==== The data

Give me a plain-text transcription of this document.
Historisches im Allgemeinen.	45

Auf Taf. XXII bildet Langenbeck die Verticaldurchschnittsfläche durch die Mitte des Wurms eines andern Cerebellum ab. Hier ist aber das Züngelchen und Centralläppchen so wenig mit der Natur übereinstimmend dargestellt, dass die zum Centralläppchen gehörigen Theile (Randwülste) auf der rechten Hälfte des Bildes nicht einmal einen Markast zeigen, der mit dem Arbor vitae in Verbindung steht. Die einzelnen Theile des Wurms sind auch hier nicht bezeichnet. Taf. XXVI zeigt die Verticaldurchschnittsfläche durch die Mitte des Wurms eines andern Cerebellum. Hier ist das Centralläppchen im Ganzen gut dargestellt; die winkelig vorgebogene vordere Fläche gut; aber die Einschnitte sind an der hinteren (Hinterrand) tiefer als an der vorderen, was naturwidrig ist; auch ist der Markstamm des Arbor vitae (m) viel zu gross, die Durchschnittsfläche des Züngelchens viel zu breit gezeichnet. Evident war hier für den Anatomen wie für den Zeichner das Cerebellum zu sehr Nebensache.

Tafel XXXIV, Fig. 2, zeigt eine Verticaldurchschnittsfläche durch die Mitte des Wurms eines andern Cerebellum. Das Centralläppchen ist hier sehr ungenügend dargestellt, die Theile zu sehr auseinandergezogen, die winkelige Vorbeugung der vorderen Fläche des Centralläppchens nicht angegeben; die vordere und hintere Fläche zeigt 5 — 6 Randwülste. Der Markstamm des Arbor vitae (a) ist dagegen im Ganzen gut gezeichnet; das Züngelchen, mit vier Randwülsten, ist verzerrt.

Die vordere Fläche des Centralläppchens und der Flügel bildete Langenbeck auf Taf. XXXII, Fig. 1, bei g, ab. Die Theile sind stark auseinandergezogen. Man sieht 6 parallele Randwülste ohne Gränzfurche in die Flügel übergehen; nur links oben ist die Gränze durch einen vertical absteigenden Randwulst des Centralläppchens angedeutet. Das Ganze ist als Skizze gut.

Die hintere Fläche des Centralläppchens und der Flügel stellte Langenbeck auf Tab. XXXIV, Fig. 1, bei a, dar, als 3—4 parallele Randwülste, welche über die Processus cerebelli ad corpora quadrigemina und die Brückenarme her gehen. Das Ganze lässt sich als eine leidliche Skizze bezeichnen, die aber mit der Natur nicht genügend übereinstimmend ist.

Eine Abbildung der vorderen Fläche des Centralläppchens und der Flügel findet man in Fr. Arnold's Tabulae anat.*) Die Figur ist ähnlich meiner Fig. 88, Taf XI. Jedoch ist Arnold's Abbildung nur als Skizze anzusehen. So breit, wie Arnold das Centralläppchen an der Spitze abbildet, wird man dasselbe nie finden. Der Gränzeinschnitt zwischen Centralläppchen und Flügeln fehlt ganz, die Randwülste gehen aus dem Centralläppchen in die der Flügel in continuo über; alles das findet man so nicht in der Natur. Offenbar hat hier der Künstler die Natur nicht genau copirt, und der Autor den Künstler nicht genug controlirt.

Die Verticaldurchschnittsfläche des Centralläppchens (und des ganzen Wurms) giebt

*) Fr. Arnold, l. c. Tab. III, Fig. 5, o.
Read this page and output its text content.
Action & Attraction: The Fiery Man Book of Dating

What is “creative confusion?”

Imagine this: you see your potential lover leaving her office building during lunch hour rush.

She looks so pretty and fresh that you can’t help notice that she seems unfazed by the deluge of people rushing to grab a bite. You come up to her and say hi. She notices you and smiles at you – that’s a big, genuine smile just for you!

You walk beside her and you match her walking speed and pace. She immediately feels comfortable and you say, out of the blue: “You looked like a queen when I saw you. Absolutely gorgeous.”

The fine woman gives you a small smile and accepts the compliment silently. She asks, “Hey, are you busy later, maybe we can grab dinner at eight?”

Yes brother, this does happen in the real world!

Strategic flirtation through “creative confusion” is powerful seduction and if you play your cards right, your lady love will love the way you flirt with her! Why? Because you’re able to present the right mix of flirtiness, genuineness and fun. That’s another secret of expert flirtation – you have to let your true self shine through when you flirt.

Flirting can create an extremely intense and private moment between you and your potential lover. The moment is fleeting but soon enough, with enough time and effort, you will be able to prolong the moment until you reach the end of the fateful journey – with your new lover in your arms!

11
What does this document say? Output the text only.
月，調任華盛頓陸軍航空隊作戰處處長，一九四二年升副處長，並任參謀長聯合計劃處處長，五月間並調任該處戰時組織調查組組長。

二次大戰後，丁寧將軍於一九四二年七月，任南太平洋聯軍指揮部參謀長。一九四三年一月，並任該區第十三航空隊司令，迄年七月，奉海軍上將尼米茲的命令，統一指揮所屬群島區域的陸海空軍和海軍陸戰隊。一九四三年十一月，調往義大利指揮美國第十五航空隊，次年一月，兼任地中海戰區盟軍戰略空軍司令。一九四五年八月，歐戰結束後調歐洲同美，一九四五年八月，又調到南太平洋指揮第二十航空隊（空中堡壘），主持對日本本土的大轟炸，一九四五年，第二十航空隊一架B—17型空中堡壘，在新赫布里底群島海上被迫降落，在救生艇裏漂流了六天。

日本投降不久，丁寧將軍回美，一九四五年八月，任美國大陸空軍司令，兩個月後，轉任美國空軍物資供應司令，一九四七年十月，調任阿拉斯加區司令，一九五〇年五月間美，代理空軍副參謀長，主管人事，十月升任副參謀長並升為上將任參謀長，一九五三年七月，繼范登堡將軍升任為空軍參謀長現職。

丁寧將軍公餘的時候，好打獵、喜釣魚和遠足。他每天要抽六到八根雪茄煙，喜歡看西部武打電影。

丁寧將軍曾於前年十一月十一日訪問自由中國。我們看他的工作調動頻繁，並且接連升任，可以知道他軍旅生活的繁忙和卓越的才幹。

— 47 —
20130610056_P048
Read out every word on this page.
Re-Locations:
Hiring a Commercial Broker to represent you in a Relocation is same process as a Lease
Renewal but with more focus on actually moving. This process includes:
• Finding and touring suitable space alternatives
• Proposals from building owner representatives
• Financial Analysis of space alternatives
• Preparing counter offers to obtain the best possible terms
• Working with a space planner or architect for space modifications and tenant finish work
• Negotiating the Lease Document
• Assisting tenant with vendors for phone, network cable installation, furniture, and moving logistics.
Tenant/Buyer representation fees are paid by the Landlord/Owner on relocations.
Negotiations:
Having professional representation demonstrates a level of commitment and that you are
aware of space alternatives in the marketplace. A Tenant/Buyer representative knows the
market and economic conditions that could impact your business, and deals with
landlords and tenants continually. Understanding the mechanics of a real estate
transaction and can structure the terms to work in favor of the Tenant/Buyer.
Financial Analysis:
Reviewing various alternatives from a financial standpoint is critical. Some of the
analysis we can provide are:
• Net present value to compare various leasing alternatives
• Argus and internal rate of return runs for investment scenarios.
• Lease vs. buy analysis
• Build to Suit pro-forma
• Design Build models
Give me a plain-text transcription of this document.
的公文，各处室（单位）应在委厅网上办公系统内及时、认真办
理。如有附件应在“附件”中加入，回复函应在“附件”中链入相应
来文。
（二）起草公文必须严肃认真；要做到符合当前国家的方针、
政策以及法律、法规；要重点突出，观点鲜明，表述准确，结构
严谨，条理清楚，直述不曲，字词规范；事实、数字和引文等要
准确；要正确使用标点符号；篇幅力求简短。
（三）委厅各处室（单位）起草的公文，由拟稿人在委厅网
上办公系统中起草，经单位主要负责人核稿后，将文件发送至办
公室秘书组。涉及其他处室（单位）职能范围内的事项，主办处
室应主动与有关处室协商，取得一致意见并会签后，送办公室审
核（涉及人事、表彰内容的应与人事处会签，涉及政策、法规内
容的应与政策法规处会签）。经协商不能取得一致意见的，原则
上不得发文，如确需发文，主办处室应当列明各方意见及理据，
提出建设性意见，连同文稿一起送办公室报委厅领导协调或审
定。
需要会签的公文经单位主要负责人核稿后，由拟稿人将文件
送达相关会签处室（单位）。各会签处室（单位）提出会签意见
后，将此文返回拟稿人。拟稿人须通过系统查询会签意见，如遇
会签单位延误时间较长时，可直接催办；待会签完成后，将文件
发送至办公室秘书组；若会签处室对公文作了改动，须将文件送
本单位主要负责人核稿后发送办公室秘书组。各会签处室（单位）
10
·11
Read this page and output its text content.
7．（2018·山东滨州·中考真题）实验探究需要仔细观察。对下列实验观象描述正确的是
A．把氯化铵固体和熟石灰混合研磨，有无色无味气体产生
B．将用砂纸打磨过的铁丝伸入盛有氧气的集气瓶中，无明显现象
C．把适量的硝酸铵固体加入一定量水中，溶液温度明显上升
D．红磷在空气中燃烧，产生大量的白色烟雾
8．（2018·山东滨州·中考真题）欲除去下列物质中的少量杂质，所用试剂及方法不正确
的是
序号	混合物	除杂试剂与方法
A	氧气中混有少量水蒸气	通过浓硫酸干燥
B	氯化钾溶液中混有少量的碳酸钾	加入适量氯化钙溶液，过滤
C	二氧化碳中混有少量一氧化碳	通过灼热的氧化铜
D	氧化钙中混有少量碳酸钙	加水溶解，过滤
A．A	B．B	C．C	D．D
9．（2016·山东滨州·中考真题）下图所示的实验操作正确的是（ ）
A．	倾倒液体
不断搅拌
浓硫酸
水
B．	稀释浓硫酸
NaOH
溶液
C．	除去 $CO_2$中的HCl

========

Work instructions ->
Take each line containing the string "中考真题" and copy it out.

Result ->
7．（2018·山东滨州·中考真题）实验探究需要仔细观察。对下列实验观象描述正确的是
8．（2018·山东滨州·中考真题）欲除去下列物质中的少量杂质，所用试剂及方法不正确
9．（2016·山东滨州·中考真题）下图所示的实验操作正确的是（ ）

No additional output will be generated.